/---

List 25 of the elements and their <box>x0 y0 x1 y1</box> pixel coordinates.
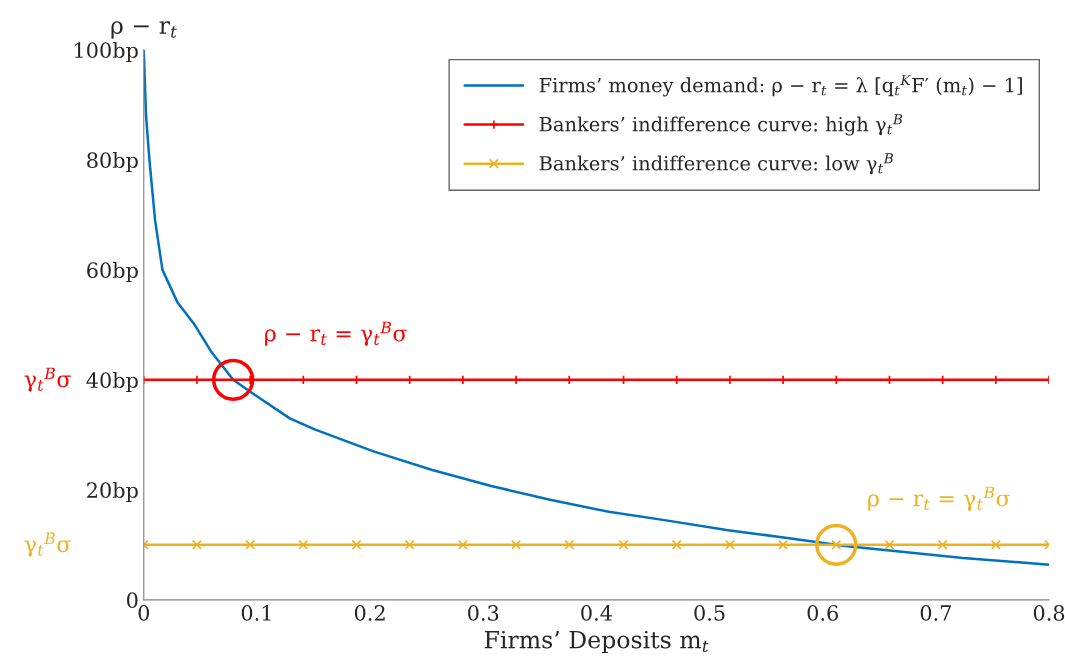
annotation: ρ − r$_{t}$ = γ$_{t}$$^{B}$σ <box>265 321 407 346</box>
annotation: ρ − r$_{t}$ = γ$_{t}$$^{B}$σ <box>868 486 1011 511</box>
x-tick-label: 0.3 <box>468 605 499 621</box>
y-axis-title: ρ − r$_{t}$ <box>111 21 177 39</box>
legend-label: Firms’ money demand: ρ − r$_{t}$ = λ [q$_{t}$$^{K}$F′ (m$_{t}$) − 1] <box>539 75 1022 97</box>
y-tick-label: 20bp <box>87 481 138 503</box>
legend-label: Bankers’ indifference curve: high γ$_{t}$$^{B}$ <box>539 114 903 136</box>
x-tick-label: 0.8 <box>1033 605 1065 621</box>
y-tick-label: 60bp <box>87 261 138 283</box>
x-tick-label: 0.1 <box>241 605 271 621</box>
legend-label: Bankers’ indifference curve: low γ$_{t}$$^{B}$ <box>539 153 894 175</box>
y-tick-label: 40bp <box>86 371 138 393</box>
x-tick-label: 0.5 <box>694 605 725 621</box>
x-tick-label: 0.4 <box>581 605 612 621</box>
x-tick-label: 0.7 <box>920 605 951 621</box>
y-tick-label: 100bp <box>75 41 138 63</box>
text: γ$_{t}$$^{B}$σ <box>24 367 71 392</box>
text: γ$_{t}$$^{B}$σ <box>24 532 71 557</box>
y-tick-label: 80bp <box>87 151 138 173</box>
x-axis-title: Firms’ Deposits m$_{t}$ <box>484 630 709 654</box>
x-tick-label: 0.2 <box>354 605 385 621</box>
x-tick-label: 0 <box>138 605 150 621</box>
x-tick-label: 0.6 <box>807 605 838 621</box>
line-series <box>143 49 1050 566</box>
y-tick-label: 0 <box>127 592 138 609</box>
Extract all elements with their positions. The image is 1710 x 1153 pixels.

\---

• _Short problem_
Put each line of the material above into a numbered list, leaving out any blank lines and the picture.

• _Reply to the task_
1. List 25 of the elements and their <box>x0 y0 x1 y1</box> pixel coordinates.
2. annotation: ρ − r$_{t}$ = γ$_{t}$$^{B}$σ <box>265 321 407 346</box>
3. annotation: ρ − r$_{t}$ = γ$_{t}$$^{B}$σ <box>868 486 1011 511</box>
4. x-tick-label: 0.3 <box>468 605 499 621</box>
5. y-axis-title: ρ − r$_{t}$ <box>111 21 177 39</box>
6. legend-label: Firms’ money demand: ρ − r$_{t}$ = λ [q$_{t}$$^{K}$F′ (m$_{t}$) − 1] <box>539 75 1022 97</box>
7. y-tick-label: 20bp <box>87 481 138 503</box>
8. legend-label: Bankers’ indifference curve: high γ$_{t}$$^{B}$ <box>539 114 903 136</box>
9. x-tick-label: 0.8 <box>1033 605 1065 621</box>
10. y-tick-label: 60bp <box>87 261 138 283</box>
11. x-tick-label: 0.1 <box>241 605 271 621</box>
12. legend-label: Bankers’ indifference curve: low γ$_{t}$$^{B}$ <box>539 153 894 175</box>
13. y-tick-label: 40bp <box>86 371 138 393</box>
14. x-tick-label: 0.5 <box>694 605 725 621</box>
15. x-tick-label: 0.4 <box>581 605 612 621</box>
16. x-tick-label: 0.7 <box>920 605 951 621</box>
17. y-tick-label: 100bp <box>75 41 138 63</box>
18. text: γ$_{t}$$^{B}$σ <box>24 367 71 392</box>
19. text: γ$_{t}$$^{B}$σ <box>24 532 71 557</box>
20. y-tick-label: 80bp <box>87 151 138 173</box>
21. x-axis-title: Firms’ Deposits m$_{t}$ <box>484 630 709 654</box>
22. x-tick-label: 0.2 <box>354 605 385 621</box>
23. x-tick-label: 0 <box>138 605 150 621</box>
24. x-tick-label: 0.6 <box>807 605 838 621</box>
25. line-series <box>143 49 1050 566</box>
26. y-tick-label: 0 <box>127 592 138 609</box>
27. Extract all elements with their positions. The image is 1710 x 1153 pixels.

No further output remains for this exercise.